Leave out the pictures and repeat every record exactly.

* * * * * * * * *

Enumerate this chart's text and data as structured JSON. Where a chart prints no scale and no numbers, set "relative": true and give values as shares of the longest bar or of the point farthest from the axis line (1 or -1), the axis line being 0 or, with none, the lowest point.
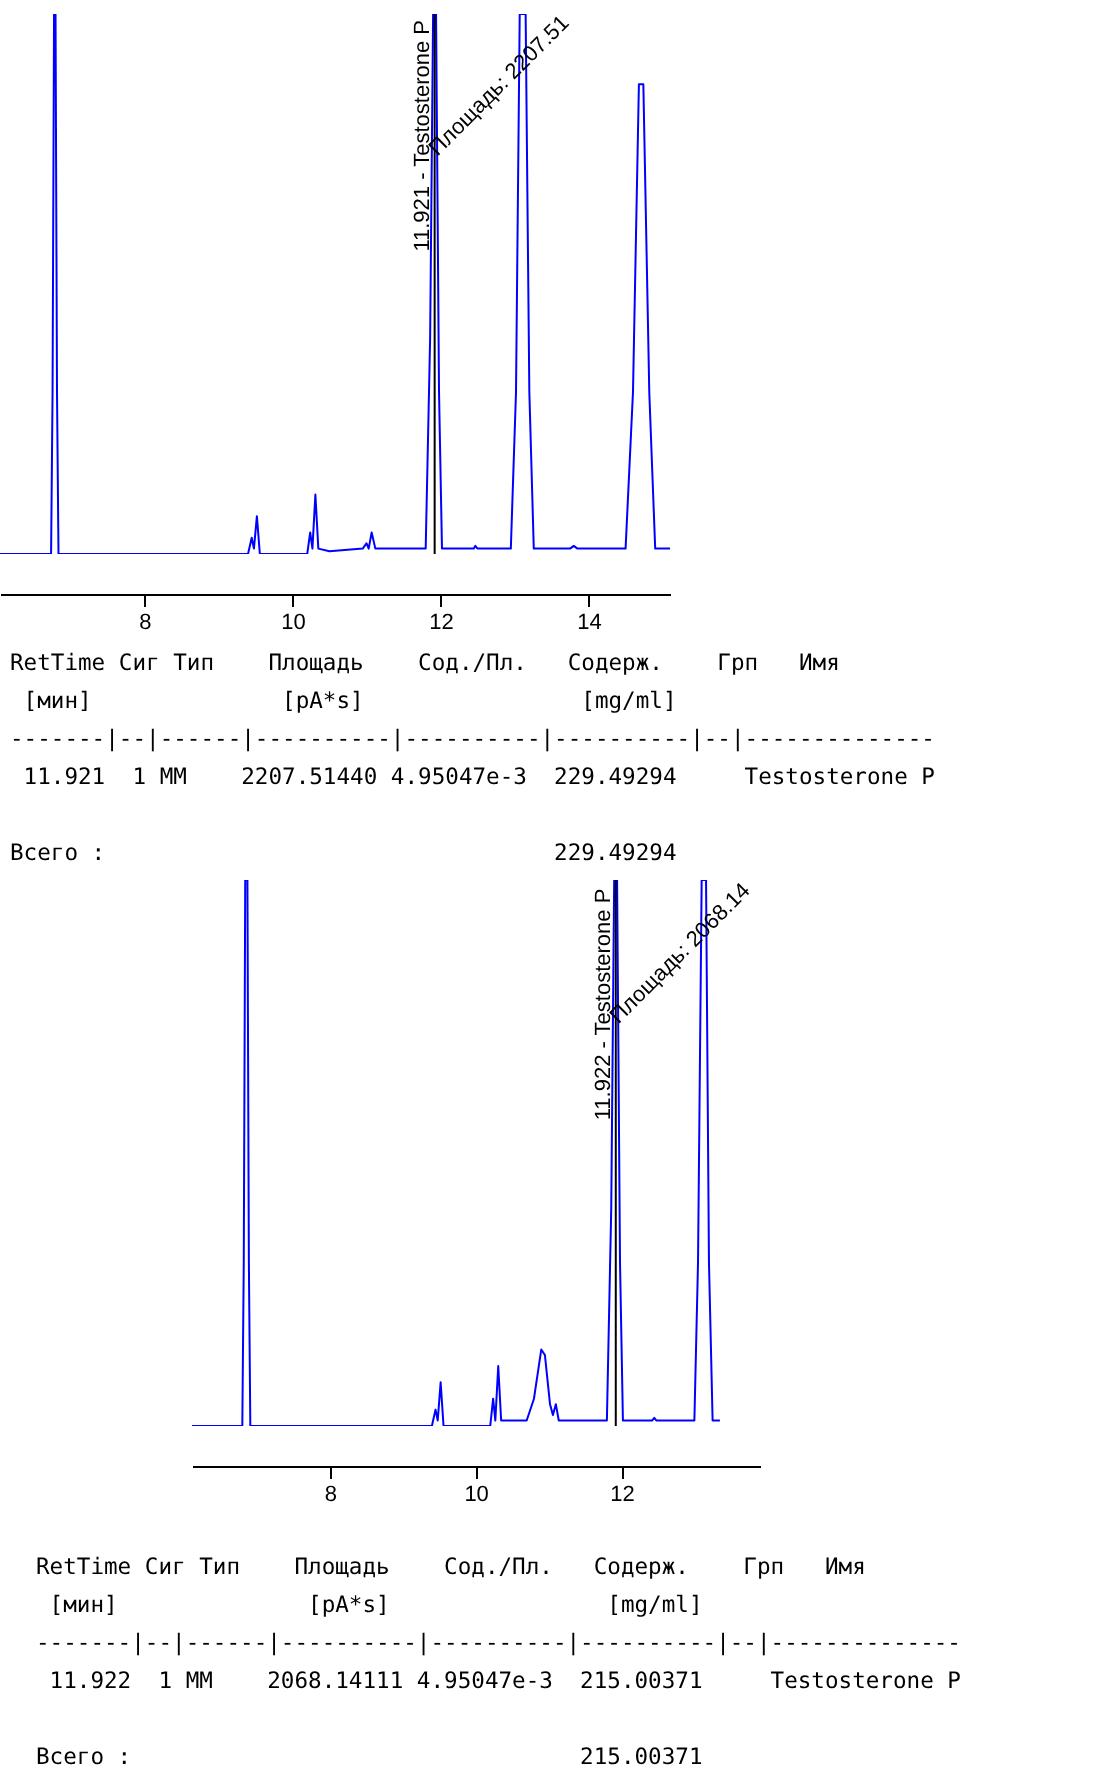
{
  "chart_data": [
    {
      "type": "line",
      "relative": true,
      "xlim": [
        6.05,
        15.1
      ],
      "xticks": [
        8,
        10,
        12,
        14
      ],
      "grid": false,
      "series": [
        {
          "color": "#0000ff",
          "x": [
            6.05,
            6.74,
            6.76,
            6.78,
            6.8,
            6.82,
            6.84,
            9.4,
            9.45,
            9.48,
            9.52,
            9.56,
            10.2,
            10.24,
            10.27,
            10.31,
            10.35,
            10.5,
            10.95,
            11.0,
            11.03,
            11.07,
            11.12,
            11.8,
            11.86,
            11.9,
            11.94,
            11.98,
            12.02,
            12.45,
            12.47,
            12.5,
            12.95,
            13.02,
            13.07,
            13.15,
            13.2,
            13.26,
            13.75,
            13.8,
            13.85,
            14.5,
            14.6,
            14.68,
            14.74,
            14.82,
            14.9,
            15.1
          ],
          "values": [
            0,
            0,
            0.3,
            1,
            1,
            0.3,
            0,
            0,
            0.03,
            0.01,
            0.07,
            0,
            0,
            0.04,
            0.01,
            0.11,
            0.01,
            0.005,
            0.01,
            0.02,
            0.01,
            0.04,
            0.01,
            0.01,
            0.4,
            1,
            1,
            0.3,
            0.01,
            0.01,
            0.015,
            0.01,
            0.01,
            0.3,
            1,
            1,
            0.3,
            0.01,
            0.01,
            0.015,
            0.01,
            0.01,
            0.3,
            0.87,
            0.87,
            0.3,
            0.01,
            0.01
          ]
        }
      ],
      "ref_lines": [
        {
          "axis": "x",
          "value": 11.921,
          "label": "11.921 - Testosterone P",
          "color": "#000000"
        }
      ],
      "annotations": [
        {
          "text": "Площадь: 2207.51",
          "x": 11.921,
          "y": 0.72
        },
        "RetTime Сиг Тип    Площадь    Сод./Пл.   Содерж.    Грп   Имя",
        " [мин]              [pA*s]                [mg/ml]",
        "-------|--|------|----------|----------|----------|--|--------------",
        " 11.921  1 MM    2207.51440 4.95047e-3  229.49294     Testosterone P",
        "Всего :                                 229.49294"
      ]
    },
    {
      "type": "line",
      "relative": true,
      "xlim": [
        6.11,
        13.9
      ],
      "xticks": [
        8,
        10,
        12
      ],
      "grid": false,
      "series": [
        {
          "color": "#0000ff",
          "x": [
            6.11,
            6.8,
            6.82,
            6.84,
            6.87,
            6.89,
            6.91,
            9.4,
            9.45,
            9.48,
            9.52,
            9.56,
            10.2,
            10.24,
            10.27,
            10.31,
            10.35,
            10.7,
            10.8,
            10.9,
            10.95,
            11.02,
            11.06,
            11.1,
            11.14,
            11.8,
            11.86,
            11.9,
            11.94,
            11.98,
            12.02,
            12.42,
            12.45,
            12.48,
            13.0,
            13.05,
            13.1,
            13.16,
            13.2,
            13.25,
            13.35
          ],
          "values": [
            0,
            0,
            0.3,
            1,
            1,
            0.3,
            0,
            0,
            0.03,
            0.01,
            0.08,
            0,
            0,
            0.05,
            0.01,
            0.11,
            0.01,
            0.01,
            0.05,
            0.14,
            0.13,
            0.04,
            0.02,
            0.04,
            0.01,
            0.01,
            0.4,
            1,
            1,
            0.3,
            0.01,
            0.01,
            0.015,
            0.01,
            0.01,
            0.3,
            1,
            1,
            0.3,
            0.01,
            0.01
          ]
        }
      ],
      "ref_lines": [
        {
          "axis": "x",
          "value": 11.922,
          "label": "11.922 - Testosterone P",
          "color": "#000000"
        }
      ],
      "annotations": [
        {
          "text": "Площадь: 2068.14",
          "x": 11.922,
          "y": 0.72
        },
        "RetTime Сиг Тип    Площадь    Сод./Пл.   Содерж.    Грп   Имя",
        " [мин]              [pA*s]                [mg/ml]",
        "-------|--|------|----------|----------|----------|--|--------------",
        " 11.922  1 MM    2068.14111 4.95047e-3  215.00371     Testosterone P",
        "Всего :                                 215.00371"
      ]
    }
  ]
}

* * * * * * * * *

• **CORRECT ANSWER**:
Enumerate this chart's text and data as structured JSON. Where a chart prints no scale and no numbers, set "relative": true and give values as shares of the longest bar or of the point farthest from the axis line (1 or -1), the axis line being 0 or, with none, the lowest point.
{
  "chart_data": [
    {
      "type": "line",
      "relative": true,
      "xlim": [
        6.05,
        15.1
      ],
      "xticks": [
        8,
        10,
        12,
        14
      ],
      "grid": false,
      "series": [
        {
          "color": "#0000ff",
          "x": [
            6.05,
            6.74,
            6.76,
            6.78,
            6.8,
            6.82,
            6.84,
            9.4,
            9.45,
            9.48,
            9.52,
            9.56,
            10.2,
            10.24,
            10.27,
            10.31,
            10.35,
            10.5,
            10.95,
            11.0,
            11.03,
            11.07,
            11.12,
            11.8,
            11.86,
            11.9,
            11.94,
            11.98,
            12.02,
            12.45,
            12.47,
            12.5,
            12.95,
            13.02,
            13.07,
            13.15,
            13.2,
            13.26,
            13.75,
            13.8,
            13.85,
            14.5,
            14.6,
            14.68,
            14.74,
            14.82,
            14.9,
            15.1
          ],
          "values": [
            0,
            0,
            0.3,
            1,
            1,
            0.3,
            0,
            0,
            0.03,
            0.01,
            0.07,
            0,
            0,
            0.04,
            0.01,
            0.11,
            0.01,
            0.005,
            0.01,
            0.02,
            0.01,
            0.04,
            0.01,
            0.01,
            0.4,
            1,
            1,
            0.3,
            0.01,
            0.01,
            0.015,
            0.01,
            0.01,
            0.3,
            1,
            1,
            0.3,
            0.01,
            0.01,
            0.015,
            0.01,
            0.01,
            0.3,
            0.87,
            0.87,
            0.3,
            0.01,
            0.01
          ]
        }
      ],
      "ref_lines": [
        {
          "axis": "x",
          "value": 11.921,
          "label": "11.921 - Testosterone P",
          "color": "#000000"
        }
      ],
      "annotations": [
        {
          "text": "Площадь: 2207.51",
          "x": 11.921,
          "y": 0.72
        },
        "RetTime Сиг Тип    Площадь    Сод./Пл.   Содерж.    Грп   Имя",
        " [мин]              [pA*s]                [mg/ml]",
        "-------|--|------|----------|----------|----------|--|--------------",
        " 11.921  1 MM    2207.51440 4.95047e-3  229.49294     Testosterone P",
        "Всего :                                 229.49294"
      ]
    },
    {
      "type": "line",
      "relative": true,
      "xlim": [
        6.11,
        13.9
      ],
      "xticks": [
        8,
        10,
        12
      ],
      "grid": false,
      "series": [
        {
          "color": "#0000ff",
          "x": [
            6.11,
            6.8,
            6.82,
            6.84,
            6.87,
            6.89,
            6.91,
            9.4,
            9.45,
            9.48,
            9.52,
            9.56,
            10.2,
            10.24,
            10.27,
            10.31,
            10.35,
            10.7,
            10.8,
            10.9,
            10.95,
            11.02,
            11.06,
            11.1,
            11.14,
            11.8,
            11.86,
            11.9,
            11.94,
            11.98,
            12.02,
            12.42,
            12.45,
            12.48,
            13.0,
            13.05,
            13.1,
            13.16,
            13.2,
            13.25,
            13.35
          ],
          "values": [
            0,
            0,
            0.3,
            1,
            1,
            0.3,
            0,
            0,
            0.03,
            0.01,
            0.08,
            0,
            0,
            0.05,
            0.01,
            0.11,
            0.01,
            0.01,
            0.05,
            0.14,
            0.13,
            0.04,
            0.02,
            0.04,
            0.01,
            0.01,
            0.4,
            1,
            1,
            0.3,
            0.01,
            0.01,
            0.015,
            0.01,
            0.01,
            0.3,
            1,
            1,
            0.3,
            0.01,
            0.01
          ]
        }
      ],
      "ref_lines": [
        {
          "axis": "x",
          "value": 11.922,
          "label": "11.922 - Testosterone P",
          "color": "#000000"
        }
      ],
      "annotations": [
        {
          "text": "Площадь: 2068.14",
          "x": 11.922,
          "y": 0.72
        },
        "RetTime Сиг Тип    Площадь    Сод./Пл.   Содерж.    Грп   Имя",
        " [мин]              [pA*s]                [mg/ml]",
        "-------|--|------|----------|----------|----------|--|--------------",
        " 11.922  1 MM    2068.14111 4.95047e-3  215.00371     Testosterone P",
        "Всего :                                 215.00371"
      ]
    }
  ]
}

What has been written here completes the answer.